Layout element annotations:
--- begin ---
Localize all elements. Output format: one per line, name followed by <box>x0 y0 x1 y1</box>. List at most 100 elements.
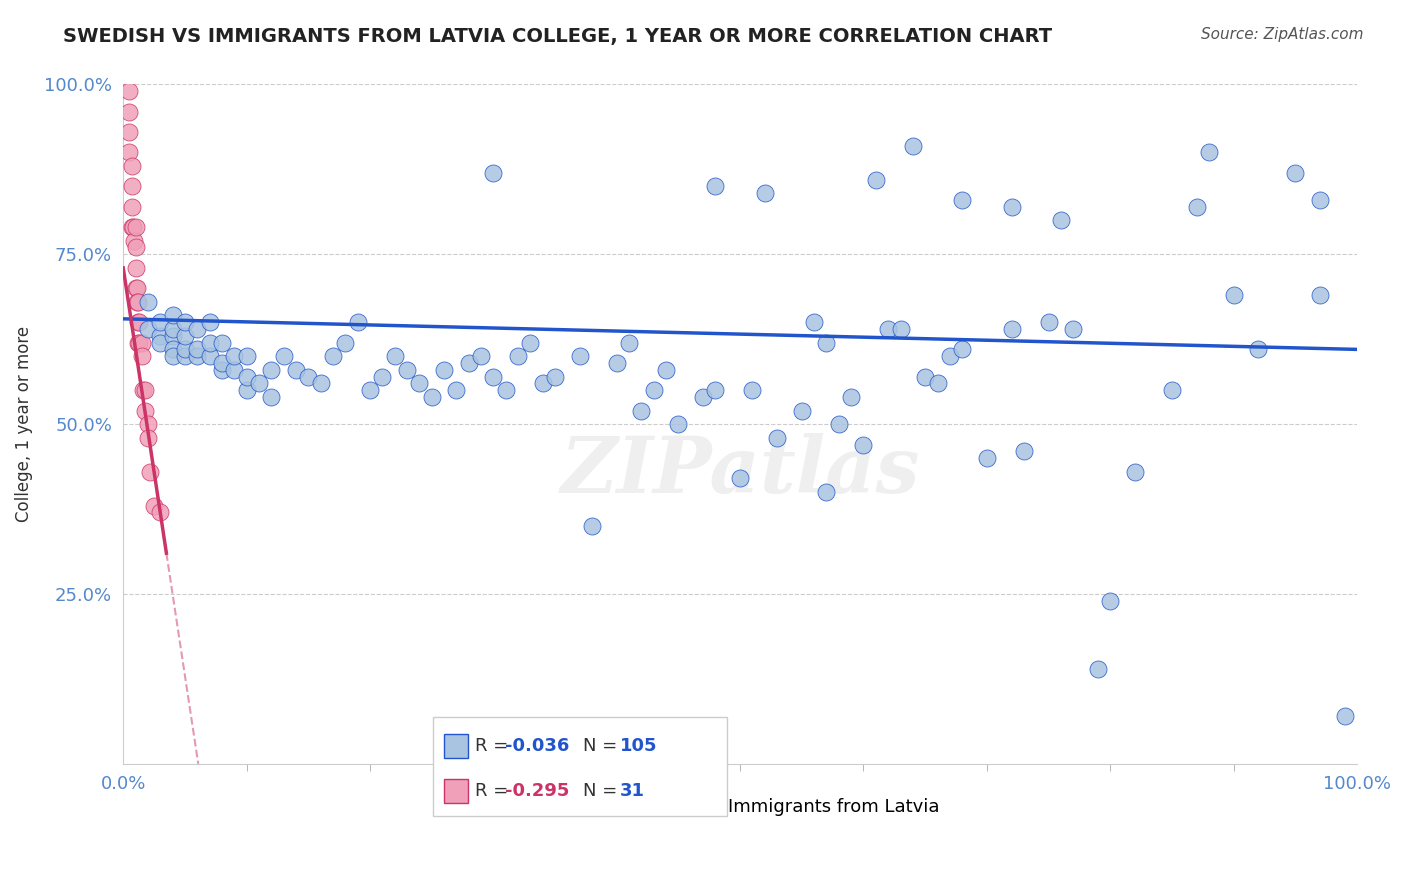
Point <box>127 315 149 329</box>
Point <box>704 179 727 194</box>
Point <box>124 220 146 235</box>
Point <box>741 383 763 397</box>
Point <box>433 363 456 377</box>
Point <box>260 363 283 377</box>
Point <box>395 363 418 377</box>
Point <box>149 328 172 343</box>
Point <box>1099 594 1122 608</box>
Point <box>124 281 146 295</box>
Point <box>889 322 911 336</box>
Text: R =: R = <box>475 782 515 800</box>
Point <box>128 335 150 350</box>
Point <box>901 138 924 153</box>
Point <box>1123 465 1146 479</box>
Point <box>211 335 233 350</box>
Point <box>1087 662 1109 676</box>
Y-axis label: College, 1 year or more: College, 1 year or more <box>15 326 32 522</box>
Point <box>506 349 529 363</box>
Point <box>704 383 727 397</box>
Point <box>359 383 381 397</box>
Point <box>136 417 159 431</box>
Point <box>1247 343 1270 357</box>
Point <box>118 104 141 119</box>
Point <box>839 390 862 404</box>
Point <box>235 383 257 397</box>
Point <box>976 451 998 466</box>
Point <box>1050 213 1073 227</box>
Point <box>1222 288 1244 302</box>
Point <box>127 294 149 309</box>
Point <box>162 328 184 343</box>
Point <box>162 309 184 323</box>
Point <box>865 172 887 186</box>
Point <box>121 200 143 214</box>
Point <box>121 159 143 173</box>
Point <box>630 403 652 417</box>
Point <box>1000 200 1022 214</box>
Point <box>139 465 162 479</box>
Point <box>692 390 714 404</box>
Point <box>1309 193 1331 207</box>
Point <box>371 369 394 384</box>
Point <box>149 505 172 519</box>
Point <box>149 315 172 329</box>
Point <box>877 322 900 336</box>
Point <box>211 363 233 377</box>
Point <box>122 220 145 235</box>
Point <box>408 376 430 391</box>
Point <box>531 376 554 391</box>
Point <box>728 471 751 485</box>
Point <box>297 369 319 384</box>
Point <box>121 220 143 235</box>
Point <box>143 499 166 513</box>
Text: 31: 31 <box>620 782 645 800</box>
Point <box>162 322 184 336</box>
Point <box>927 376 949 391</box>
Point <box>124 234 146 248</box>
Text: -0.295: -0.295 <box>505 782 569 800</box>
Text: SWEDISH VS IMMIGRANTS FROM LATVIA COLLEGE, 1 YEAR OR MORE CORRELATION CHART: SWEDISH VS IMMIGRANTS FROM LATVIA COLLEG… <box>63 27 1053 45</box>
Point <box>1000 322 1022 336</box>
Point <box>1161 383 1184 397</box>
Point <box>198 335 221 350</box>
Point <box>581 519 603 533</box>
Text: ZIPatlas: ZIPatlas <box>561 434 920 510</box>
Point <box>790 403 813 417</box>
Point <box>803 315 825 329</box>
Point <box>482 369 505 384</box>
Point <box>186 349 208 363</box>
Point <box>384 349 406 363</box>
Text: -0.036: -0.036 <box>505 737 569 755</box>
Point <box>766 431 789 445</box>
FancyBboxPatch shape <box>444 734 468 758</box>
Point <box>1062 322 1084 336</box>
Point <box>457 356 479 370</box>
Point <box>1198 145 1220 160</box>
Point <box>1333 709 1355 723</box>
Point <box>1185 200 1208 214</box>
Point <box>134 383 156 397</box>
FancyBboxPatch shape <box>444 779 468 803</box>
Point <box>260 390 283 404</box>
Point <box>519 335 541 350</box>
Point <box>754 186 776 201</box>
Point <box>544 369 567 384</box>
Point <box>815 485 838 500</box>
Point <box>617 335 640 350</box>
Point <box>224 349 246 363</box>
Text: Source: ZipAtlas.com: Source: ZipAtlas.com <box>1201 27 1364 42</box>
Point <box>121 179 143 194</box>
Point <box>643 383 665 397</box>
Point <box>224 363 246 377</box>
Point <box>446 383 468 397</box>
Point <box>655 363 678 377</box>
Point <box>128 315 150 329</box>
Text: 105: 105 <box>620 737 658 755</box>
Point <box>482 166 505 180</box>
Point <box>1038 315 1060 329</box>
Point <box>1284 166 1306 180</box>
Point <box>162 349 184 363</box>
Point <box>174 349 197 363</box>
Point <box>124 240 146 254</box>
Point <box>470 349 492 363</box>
--- end ---
* [What you are asked to do]: Copy out all of the data above word for word, leaving out the pictures.

* [Output]:
Localize all elements. Output format: one per line, name followed by <box>x0 y0 x1 y1</box>. List at most 100 elements.
Point <box>127 315 149 329</box>
Point <box>704 179 727 194</box>
Point <box>124 220 146 235</box>
Point <box>741 383 763 397</box>
Point <box>433 363 456 377</box>
Point <box>260 363 283 377</box>
Point <box>395 363 418 377</box>
Point <box>149 328 172 343</box>
Point <box>1099 594 1122 608</box>
Point <box>124 281 146 295</box>
Point <box>889 322 911 336</box>
Text: R =: R = <box>475 782 515 800</box>
Point <box>128 335 150 350</box>
Point <box>901 138 924 153</box>
Point <box>1123 465 1146 479</box>
Point <box>211 335 233 350</box>
Point <box>1087 662 1109 676</box>
Y-axis label: College, 1 year or more: College, 1 year or more <box>15 326 32 522</box>
Point <box>506 349 529 363</box>
Point <box>704 383 727 397</box>
Point <box>359 383 381 397</box>
Point <box>136 417 159 431</box>
Point <box>1247 343 1270 357</box>
Point <box>118 104 141 119</box>
Point <box>839 390 862 404</box>
Point <box>235 383 257 397</box>
Point <box>976 451 998 466</box>
Point <box>1050 213 1073 227</box>
Point <box>1222 288 1244 302</box>
Point <box>127 294 149 309</box>
Point <box>162 328 184 343</box>
Point <box>162 309 184 323</box>
Point <box>865 172 887 186</box>
Point <box>121 200 143 214</box>
Point <box>121 159 143 173</box>
Point <box>630 403 652 417</box>
Point <box>1000 200 1022 214</box>
Point <box>139 465 162 479</box>
Point <box>692 390 714 404</box>
Point <box>1309 193 1331 207</box>
Point <box>371 369 394 384</box>
Point <box>149 505 172 519</box>
Point <box>149 315 172 329</box>
Point <box>877 322 900 336</box>
Point <box>211 363 233 377</box>
Point <box>122 220 145 235</box>
Point <box>408 376 430 391</box>
Point <box>531 376 554 391</box>
Point <box>728 471 751 485</box>
Point <box>297 369 319 384</box>
Point <box>121 220 143 235</box>
Point <box>143 499 166 513</box>
Text: 31: 31 <box>620 782 645 800</box>
Point <box>162 322 184 336</box>
Point <box>927 376 949 391</box>
Point <box>124 234 146 248</box>
Text: -0.295: -0.295 <box>505 782 569 800</box>
Text: SWEDISH VS IMMIGRANTS FROM LATVIA COLLEGE, 1 YEAR OR MORE CORRELATION CHART: SWEDISH VS IMMIGRANTS FROM LATVIA COLLEG… <box>63 27 1053 45</box>
Point <box>1000 322 1022 336</box>
Point <box>1161 383 1184 397</box>
Point <box>198 335 221 350</box>
Point <box>581 519 603 533</box>
Text: ZIPatlas: ZIPatlas <box>561 434 920 510</box>
Point <box>790 403 813 417</box>
Point <box>803 315 825 329</box>
Point <box>482 369 505 384</box>
Point <box>186 349 208 363</box>
Point <box>384 349 406 363</box>
Text: -0.036: -0.036 <box>505 737 569 755</box>
Point <box>766 431 789 445</box>
FancyBboxPatch shape <box>444 734 468 758</box>
Point <box>1062 322 1084 336</box>
Point <box>457 356 479 370</box>
Point <box>1198 145 1220 160</box>
Point <box>1333 709 1355 723</box>
Point <box>1185 200 1208 214</box>
Point <box>134 383 156 397</box>
FancyBboxPatch shape <box>444 779 468 803</box>
Point <box>260 390 283 404</box>
Point <box>519 335 541 350</box>
Point <box>754 186 776 201</box>
Point <box>544 369 567 384</box>
Point <box>815 485 838 500</box>
Point <box>617 335 640 350</box>
Point <box>224 349 246 363</box>
Text: Source: ZipAtlas.com: Source: ZipAtlas.com <box>1201 27 1364 42</box>
Point <box>121 179 143 194</box>
Point <box>643 383 665 397</box>
Point <box>224 363 246 377</box>
Point <box>446 383 468 397</box>
Point <box>655 363 678 377</box>
Point <box>128 315 150 329</box>
Text: 105: 105 <box>620 737 658 755</box>
Point <box>482 166 505 180</box>
Point <box>1038 315 1060 329</box>
Point <box>1284 166 1306 180</box>
Point <box>162 349 184 363</box>
Point <box>174 349 197 363</box>
Point <box>124 240 146 254</box>
Point <box>470 349 492 363</box>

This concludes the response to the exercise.